» Written task:
Type the records out again in full, exactly.
--------
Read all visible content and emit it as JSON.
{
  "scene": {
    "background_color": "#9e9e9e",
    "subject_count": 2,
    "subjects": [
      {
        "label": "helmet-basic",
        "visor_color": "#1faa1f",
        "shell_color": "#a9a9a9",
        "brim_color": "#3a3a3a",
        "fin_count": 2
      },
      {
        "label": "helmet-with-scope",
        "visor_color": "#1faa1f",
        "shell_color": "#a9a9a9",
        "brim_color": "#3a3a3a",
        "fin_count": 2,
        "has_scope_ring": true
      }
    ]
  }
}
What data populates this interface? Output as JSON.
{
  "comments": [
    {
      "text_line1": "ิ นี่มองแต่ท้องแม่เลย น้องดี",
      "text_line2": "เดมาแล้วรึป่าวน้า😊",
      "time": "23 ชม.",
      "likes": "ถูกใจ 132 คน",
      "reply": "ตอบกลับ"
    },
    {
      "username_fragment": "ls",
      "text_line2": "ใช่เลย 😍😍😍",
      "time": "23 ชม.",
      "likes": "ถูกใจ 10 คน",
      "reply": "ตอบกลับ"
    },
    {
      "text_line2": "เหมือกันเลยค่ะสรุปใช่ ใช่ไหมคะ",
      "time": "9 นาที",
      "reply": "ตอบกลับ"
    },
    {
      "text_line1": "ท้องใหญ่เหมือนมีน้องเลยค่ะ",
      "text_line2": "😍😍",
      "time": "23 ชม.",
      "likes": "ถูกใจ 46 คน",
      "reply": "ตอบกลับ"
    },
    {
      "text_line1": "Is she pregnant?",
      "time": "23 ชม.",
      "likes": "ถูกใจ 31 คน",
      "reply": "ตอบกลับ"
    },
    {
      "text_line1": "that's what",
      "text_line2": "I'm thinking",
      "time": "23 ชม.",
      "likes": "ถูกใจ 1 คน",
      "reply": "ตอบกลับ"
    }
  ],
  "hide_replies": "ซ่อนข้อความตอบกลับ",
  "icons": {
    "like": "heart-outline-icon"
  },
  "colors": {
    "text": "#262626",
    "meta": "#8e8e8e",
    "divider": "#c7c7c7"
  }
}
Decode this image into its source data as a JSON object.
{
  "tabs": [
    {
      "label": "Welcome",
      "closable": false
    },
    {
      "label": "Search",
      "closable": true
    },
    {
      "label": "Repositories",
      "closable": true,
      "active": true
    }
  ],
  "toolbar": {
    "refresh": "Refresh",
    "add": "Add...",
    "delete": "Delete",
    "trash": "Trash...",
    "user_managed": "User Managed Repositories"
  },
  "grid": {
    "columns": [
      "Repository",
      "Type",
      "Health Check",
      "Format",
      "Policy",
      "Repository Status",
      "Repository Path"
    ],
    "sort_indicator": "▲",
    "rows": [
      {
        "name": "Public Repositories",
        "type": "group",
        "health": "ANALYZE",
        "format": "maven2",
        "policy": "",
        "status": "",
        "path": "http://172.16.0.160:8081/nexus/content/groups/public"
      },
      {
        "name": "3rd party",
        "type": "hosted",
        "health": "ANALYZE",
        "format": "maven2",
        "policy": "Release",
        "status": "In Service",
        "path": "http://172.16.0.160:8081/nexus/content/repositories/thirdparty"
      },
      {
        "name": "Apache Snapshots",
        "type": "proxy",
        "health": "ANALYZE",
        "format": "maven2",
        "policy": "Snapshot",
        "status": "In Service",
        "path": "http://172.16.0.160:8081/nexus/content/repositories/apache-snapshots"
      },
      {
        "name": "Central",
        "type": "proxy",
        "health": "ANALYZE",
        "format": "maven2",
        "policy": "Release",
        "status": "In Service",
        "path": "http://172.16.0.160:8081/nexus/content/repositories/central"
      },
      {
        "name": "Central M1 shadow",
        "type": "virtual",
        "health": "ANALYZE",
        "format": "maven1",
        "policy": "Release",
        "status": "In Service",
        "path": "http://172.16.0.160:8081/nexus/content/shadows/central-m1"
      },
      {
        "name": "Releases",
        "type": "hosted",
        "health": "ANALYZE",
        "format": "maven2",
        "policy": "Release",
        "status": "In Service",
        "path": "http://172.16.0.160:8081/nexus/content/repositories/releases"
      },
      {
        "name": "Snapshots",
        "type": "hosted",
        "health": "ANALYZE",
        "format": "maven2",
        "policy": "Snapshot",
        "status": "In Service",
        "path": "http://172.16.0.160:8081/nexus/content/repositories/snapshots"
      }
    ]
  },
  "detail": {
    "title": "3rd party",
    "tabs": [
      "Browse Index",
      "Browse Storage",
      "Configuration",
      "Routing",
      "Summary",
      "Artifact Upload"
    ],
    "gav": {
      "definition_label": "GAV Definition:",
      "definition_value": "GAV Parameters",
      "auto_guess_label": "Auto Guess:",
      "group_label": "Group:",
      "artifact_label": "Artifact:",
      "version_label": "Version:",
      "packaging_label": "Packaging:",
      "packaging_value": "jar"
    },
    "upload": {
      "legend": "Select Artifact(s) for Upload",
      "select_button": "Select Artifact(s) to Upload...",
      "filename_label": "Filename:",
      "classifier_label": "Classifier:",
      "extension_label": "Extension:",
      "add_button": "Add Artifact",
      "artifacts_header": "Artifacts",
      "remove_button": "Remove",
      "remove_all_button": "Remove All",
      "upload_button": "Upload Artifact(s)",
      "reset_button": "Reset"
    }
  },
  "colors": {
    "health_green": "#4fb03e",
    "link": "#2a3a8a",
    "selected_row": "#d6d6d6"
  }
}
--------
» Expected answer:
Read all visible content and emit it as JSON.
{
  "scene": {
    "background_color": "#9e9e9e",
    "subject_count": 2,
    "subjects": [
      {
        "label": "helmet-basic",
        "visor_color": "#1faa1f",
        "shell_color": "#a9a9a9",
        "brim_color": "#3a3a3a",
        "fin_count": 2
      },
      {
        "label": "helmet-with-scope",
        "visor_color": "#1faa1f",
        "shell_color": "#a9a9a9",
        "brim_color": "#3a3a3a",
        "fin_count": 2,
        "has_scope_ring": true
      }
    ]
  }
}
What data populates this interface? Output as JSON.
{
  "comments": [
    {
      "text_line1": "ิ นี่มองแต่ท้องแม่เลย น้องดี",
      "text_line2": "เดมาแล้วรึป่าวน้า😊",
      "time": "23 ชม.",
      "likes": "ถูกใจ 132 คน",
      "reply": "ตอบกลับ"
    },
    {
      "username_fragment": "ls",
      "text_line2": "ใช่เลย 😍😍😍",
      "time": "23 ชม.",
      "likes": "ถูกใจ 10 คน",
      "reply": "ตอบกลับ"
    },
    {
      "text_line2": "เหมือกันเลยค่ะสรุปใช่ ใช่ไหมคะ",
      "time": "9 นาที",
      "reply": "ตอบกลับ"
    },
    {
      "text_line1": "ท้องใหญ่เหมือนมีน้องเลยค่ะ",
      "text_line2": "😍😍",
      "time": "23 ชม.",
      "likes": "ถูกใจ 46 คน",
      "reply": "ตอบกลับ"
    },
    {
      "text_line1": "Is she pregnant?",
      "time": "23 ชม.",
      "likes": "ถูกใจ 31 คน",
      "reply": "ตอบกลับ"
    },
    {
      "text_line1": "that's what",
      "text_line2": "I'm thinking",
      "time": "23 ชม.",
      "likes": "ถูกใจ 1 คน",
      "reply": "ตอบกลับ"
    }
  ],
  "hide_replies": "ซ่อนข้อความตอบกลับ",
  "icons": {
    "like": "heart-outline-icon"
  },
  "colors": {
    "text": "#262626",
    "meta": "#8e8e8e",
    "divider": "#c7c7c7"
  }
}
Decode this image into its source data as a JSON object.
{
  "tabs": [
    {
      "label": "Welcome",
      "closable": false
    },
    {
      "label": "Search",
      "closable": true
    },
    {
      "label": "Repositories",
      "closable": true,
      "active": true
    }
  ],
  "toolbar": {
    "refresh": "Refresh",
    "add": "Add...",
    "delete": "Delete",
    "trash": "Trash...",
    "user_managed": "User Managed Repositories"
  },
  "grid": {
    "columns": [
      "Repository",
      "Type",
      "Health Check",
      "Format",
      "Policy",
      "Repository Status",
      "Repository Path"
    ],
    "sort_indicator": "▲",
    "rows": [
      {
        "name": "Public Repositories",
        "type": "group",
        "health": "ANALYZE",
        "format": "maven2",
        "policy": "",
        "status": "",
        "path": "http://172.16.0.160:8081/nexus/content/groups/public"
      },
      {
        "name": "3rd party",
        "type": "hosted",
        "health": "ANALYZE",
        "format": "maven2",
        "policy": "Release",
        "status": "In Service",
        "path": "http://172.16.0.160:8081/nexus/content/repositories/thirdparty"
      },
      {
        "name": "Apache Snapshots",
        "type": "proxy",
        "health": "ANALYZE",
        "format": "maven2",
        "policy": "Snapshot",
        "status": "In Service",
        "path": "http://172.16.0.160:8081/nexus/content/repositories/apache-snapshots"
      },
      {
        "name": "Central",
        "type": "proxy",
        "health": "ANALYZE",
        "format": "maven2",
        "policy": "Release",
        "status": "In Service",
        "path": "http://172.16.0.160:8081/nexus/content/repositories/central"
      },
      {
        "name": "Central M1 shadow",
        "type": "virtual",
        "health": "ANALYZE",
        "format": "maven1",
        "policy": "Release",
        "status": "In Service",
        "path": "http://172.16.0.160:8081/nexus/content/shadows/central-m1"
      },
      {
        "name": "Releases",
        "type": "hosted",
        "health": "ANALYZE",
        "format": "maven2",
        "policy": "Release",
        "status": "In Service",
        "path": "http://172.16.0.160:8081/nexus/content/repositories/releases"
      },
      {
        "name": "Snapshots",
        "type": "hosted",
        "health": "ANALYZE",
        "format": "maven2",
        "policy": "Snapshot",
        "status": "In Service",
        "path": "http://172.16.0.160:8081/nexus/content/repositories/snapshots"
      }
    ]
  },
  "detail": {
    "title": "3rd party",
    "tabs": [
      "Browse Index",
      "Browse Storage",
      "Configuration",
      "Routing",
      "Summary",
      "Artifact Upload"
    ],
    "gav": {
      "definition_label": "GAV Definition:",
      "definition_value": "GAV Parameters",
      "auto_guess_label": "Auto Guess:",
      "group_label": "Group:",
      "artifact_label": "Artifact:",
      "version_label": "Version:",
      "packaging_label": "Packaging:",
      "packaging_value": "jar"
    },
    "upload": {
      "legend": "Select Artifact(s) for Upload",
      "select_button": "Select Artifact(s) to Upload...",
      "filename_label": "Filename:",
      "classifier_label": "Classifier:",
      "extension_label": "Extension:",
      "add_button": "Add Artifact",
      "artifacts_header": "Artifacts",
      "remove_button": "Remove",
      "remove_all_button": "Remove All",
      "upload_button": "Upload Artifact(s)",
      "reset_button": "Reset"
    }
  },
  "colors": {
    "health_green": "#4fb03e",
    "link": "#2a3a8a",
    "selected_row": "#d6d6d6"
  }
}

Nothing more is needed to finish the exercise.